#### PROBLEM TO SOLVE
Check every line of the records below for the string "Proliferating" and copy the ones that have it.
MATERIAL FOR THIS EXERCISE START
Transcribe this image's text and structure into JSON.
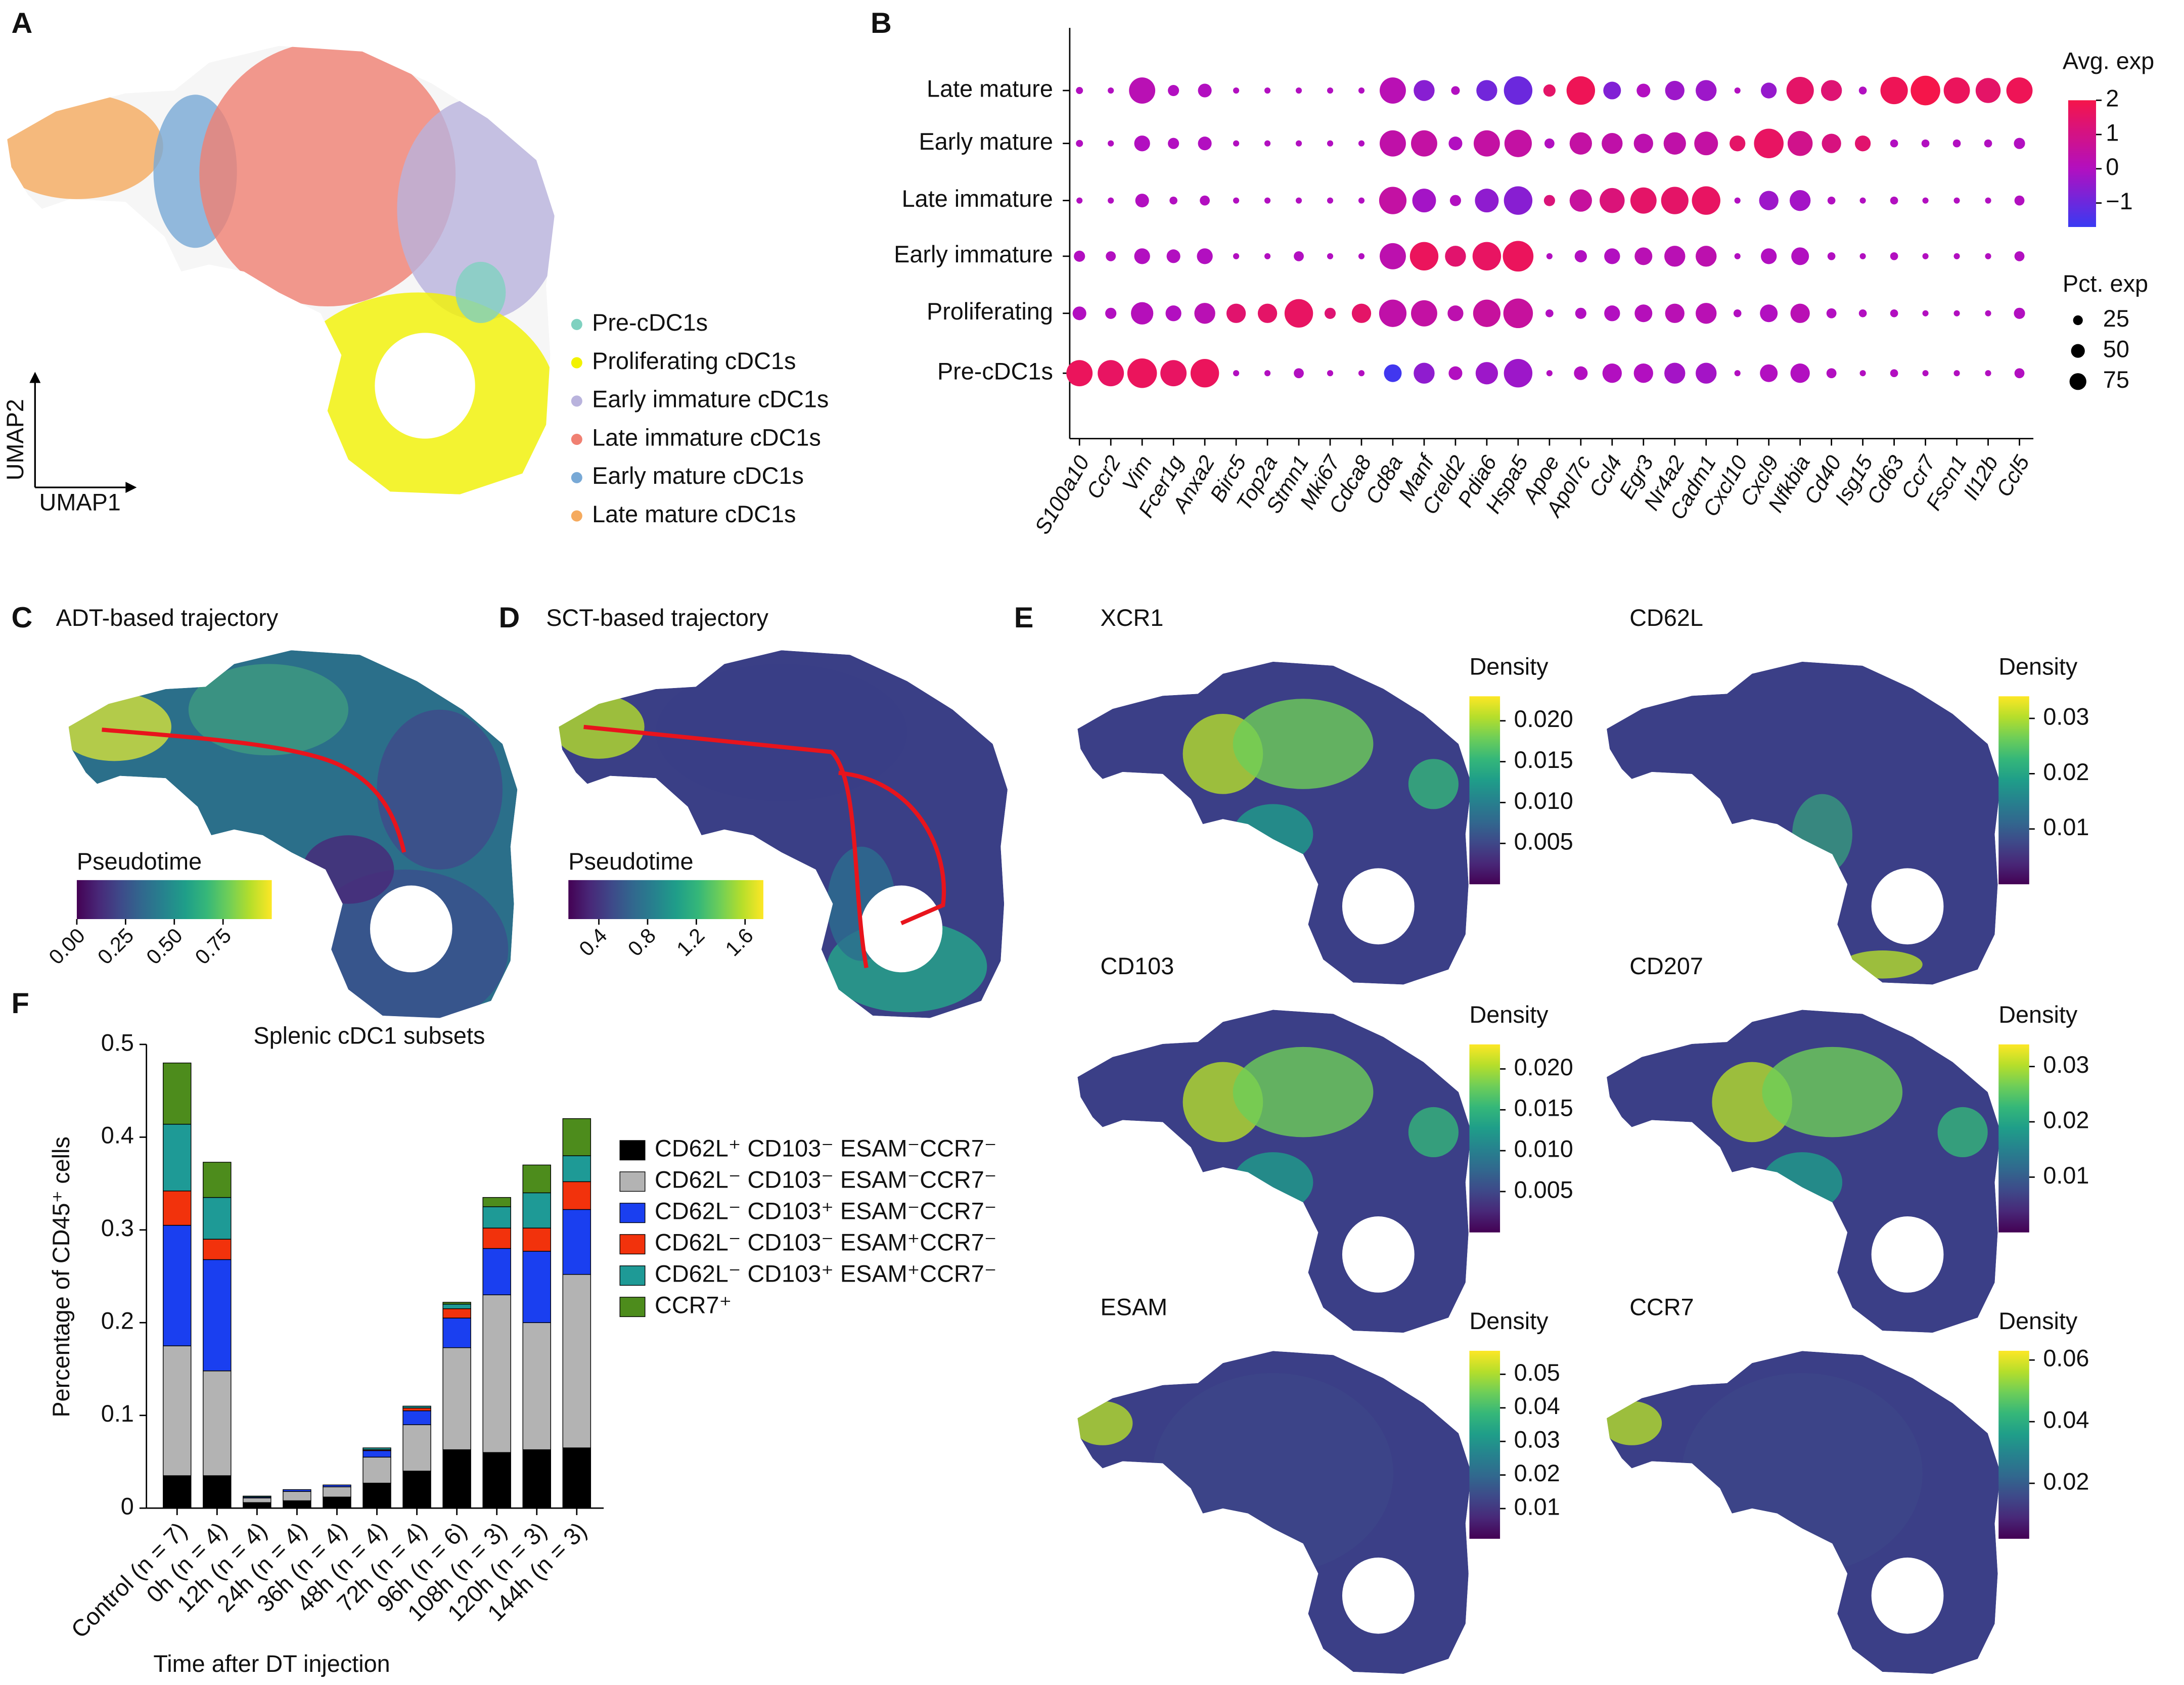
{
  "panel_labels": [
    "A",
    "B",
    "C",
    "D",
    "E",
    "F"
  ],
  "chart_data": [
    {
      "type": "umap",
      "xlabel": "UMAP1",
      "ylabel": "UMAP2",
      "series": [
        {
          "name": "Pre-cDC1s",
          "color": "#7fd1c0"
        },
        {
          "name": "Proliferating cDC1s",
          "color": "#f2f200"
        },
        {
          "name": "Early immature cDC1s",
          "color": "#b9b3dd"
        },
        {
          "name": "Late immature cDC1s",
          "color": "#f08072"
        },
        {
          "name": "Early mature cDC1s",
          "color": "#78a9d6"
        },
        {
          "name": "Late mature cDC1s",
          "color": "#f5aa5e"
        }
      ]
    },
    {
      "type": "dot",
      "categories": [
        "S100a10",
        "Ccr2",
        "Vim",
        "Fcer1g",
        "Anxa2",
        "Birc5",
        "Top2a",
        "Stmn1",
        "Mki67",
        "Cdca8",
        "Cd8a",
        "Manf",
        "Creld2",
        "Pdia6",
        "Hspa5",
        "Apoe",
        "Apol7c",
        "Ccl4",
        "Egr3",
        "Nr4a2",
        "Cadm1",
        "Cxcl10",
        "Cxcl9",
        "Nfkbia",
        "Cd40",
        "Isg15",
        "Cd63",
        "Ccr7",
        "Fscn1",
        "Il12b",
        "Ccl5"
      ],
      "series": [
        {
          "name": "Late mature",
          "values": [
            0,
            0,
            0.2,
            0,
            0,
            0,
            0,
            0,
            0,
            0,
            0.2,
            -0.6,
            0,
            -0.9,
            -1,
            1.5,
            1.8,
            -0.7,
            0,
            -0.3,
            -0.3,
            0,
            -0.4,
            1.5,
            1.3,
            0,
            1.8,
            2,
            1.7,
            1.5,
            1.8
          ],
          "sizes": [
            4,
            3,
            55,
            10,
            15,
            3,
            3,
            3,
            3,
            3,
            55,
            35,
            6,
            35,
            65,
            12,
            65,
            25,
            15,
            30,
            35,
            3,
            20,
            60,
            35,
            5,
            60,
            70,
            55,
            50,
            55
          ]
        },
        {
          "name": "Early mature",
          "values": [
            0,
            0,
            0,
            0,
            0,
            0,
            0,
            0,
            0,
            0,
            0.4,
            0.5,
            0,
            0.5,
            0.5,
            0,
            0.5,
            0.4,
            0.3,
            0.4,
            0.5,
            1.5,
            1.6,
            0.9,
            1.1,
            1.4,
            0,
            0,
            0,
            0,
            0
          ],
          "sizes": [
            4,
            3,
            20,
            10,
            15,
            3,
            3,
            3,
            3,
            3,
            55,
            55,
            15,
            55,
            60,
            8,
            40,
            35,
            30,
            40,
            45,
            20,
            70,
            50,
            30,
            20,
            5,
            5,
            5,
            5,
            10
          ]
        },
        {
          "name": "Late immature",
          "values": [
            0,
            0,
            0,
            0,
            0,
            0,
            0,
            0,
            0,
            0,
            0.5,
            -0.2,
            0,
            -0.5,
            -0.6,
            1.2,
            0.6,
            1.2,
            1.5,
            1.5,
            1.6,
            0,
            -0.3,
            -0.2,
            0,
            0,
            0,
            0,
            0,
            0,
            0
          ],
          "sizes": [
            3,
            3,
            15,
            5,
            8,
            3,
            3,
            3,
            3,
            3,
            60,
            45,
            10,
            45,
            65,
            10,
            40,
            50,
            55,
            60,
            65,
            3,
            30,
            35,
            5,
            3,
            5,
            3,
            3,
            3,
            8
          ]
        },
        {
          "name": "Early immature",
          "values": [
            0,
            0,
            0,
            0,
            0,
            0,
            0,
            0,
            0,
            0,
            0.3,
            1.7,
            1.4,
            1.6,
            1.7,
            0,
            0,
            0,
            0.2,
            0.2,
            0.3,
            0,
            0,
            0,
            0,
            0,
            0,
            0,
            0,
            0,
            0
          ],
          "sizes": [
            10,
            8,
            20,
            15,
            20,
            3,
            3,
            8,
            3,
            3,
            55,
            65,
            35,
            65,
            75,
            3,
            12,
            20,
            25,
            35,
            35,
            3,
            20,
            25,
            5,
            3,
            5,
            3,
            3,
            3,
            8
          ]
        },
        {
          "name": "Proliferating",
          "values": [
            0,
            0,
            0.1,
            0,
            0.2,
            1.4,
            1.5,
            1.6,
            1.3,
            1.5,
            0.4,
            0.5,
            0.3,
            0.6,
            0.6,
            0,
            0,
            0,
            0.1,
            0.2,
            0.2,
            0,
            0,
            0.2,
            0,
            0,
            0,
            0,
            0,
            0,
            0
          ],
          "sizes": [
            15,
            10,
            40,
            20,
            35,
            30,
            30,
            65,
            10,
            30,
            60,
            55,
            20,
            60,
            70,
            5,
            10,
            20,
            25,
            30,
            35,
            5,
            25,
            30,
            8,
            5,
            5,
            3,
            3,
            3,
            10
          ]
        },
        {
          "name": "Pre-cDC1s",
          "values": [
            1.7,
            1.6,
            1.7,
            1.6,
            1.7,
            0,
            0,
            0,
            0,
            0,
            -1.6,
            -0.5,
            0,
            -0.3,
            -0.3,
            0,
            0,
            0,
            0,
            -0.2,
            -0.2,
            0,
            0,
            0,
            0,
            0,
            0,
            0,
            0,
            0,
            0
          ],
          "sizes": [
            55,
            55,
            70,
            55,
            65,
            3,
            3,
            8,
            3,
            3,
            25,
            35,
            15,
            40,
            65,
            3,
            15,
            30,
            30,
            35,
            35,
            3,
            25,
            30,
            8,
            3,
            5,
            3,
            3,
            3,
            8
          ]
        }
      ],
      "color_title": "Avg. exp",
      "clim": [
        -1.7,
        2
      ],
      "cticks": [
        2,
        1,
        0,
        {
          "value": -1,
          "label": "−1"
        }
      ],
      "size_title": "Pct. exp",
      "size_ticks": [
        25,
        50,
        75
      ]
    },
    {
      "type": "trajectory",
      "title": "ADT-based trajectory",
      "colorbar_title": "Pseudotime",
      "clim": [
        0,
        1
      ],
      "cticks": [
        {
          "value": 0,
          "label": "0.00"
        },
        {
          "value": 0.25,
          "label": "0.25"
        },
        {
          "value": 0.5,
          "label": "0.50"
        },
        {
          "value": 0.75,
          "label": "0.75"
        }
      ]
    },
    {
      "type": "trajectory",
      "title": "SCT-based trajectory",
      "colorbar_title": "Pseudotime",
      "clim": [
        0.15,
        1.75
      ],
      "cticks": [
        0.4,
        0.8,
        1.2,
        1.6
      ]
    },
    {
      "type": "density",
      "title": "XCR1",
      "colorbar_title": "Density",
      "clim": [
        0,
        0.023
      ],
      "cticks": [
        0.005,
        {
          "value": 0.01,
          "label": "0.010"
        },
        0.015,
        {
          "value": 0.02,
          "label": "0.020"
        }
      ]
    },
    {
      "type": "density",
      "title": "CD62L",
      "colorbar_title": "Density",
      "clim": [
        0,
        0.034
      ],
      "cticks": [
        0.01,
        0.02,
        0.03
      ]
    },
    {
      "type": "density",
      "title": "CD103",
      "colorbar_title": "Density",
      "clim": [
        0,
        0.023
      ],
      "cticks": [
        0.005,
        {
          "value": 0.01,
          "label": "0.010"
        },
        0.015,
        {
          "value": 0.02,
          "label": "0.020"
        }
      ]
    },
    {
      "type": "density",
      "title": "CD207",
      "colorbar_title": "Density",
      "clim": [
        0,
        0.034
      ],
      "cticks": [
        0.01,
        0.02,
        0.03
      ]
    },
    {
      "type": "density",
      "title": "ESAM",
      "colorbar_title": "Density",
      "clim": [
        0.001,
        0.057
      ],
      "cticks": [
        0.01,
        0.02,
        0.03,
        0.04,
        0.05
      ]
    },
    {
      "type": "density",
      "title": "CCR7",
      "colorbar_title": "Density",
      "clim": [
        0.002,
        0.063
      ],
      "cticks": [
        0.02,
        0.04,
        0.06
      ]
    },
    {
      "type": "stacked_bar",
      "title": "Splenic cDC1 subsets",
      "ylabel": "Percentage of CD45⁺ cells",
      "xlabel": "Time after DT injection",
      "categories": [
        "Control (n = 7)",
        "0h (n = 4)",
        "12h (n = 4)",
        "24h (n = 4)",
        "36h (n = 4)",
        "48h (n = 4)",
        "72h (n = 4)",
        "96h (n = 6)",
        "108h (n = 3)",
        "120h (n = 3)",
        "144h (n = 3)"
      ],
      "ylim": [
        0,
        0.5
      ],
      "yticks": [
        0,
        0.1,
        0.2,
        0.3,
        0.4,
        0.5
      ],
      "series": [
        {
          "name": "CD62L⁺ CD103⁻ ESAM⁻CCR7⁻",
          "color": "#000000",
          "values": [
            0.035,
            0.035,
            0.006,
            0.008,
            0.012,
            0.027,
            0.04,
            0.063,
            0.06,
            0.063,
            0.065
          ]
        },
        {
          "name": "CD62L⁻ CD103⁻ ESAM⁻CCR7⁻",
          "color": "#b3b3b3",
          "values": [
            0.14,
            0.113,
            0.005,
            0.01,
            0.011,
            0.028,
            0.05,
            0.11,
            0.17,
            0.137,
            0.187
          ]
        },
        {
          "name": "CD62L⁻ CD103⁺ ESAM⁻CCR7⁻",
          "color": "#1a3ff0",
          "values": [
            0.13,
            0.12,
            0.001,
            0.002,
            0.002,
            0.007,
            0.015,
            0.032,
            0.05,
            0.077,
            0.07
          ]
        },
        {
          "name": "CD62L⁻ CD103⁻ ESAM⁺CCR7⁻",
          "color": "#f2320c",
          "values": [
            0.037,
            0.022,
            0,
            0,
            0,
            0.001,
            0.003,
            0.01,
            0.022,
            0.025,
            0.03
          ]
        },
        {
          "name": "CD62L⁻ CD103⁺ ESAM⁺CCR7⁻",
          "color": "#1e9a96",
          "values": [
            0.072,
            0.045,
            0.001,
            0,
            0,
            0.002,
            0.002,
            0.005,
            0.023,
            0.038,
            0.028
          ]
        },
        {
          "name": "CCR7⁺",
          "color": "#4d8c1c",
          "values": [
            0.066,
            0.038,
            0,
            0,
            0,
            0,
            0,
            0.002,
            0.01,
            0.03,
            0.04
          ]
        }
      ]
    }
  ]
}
MATERIAL FOR THIS EXERCISE END
#### ANSWER SPACE
          "name": "Proliferating cDC1s",
          "name": "Proliferating",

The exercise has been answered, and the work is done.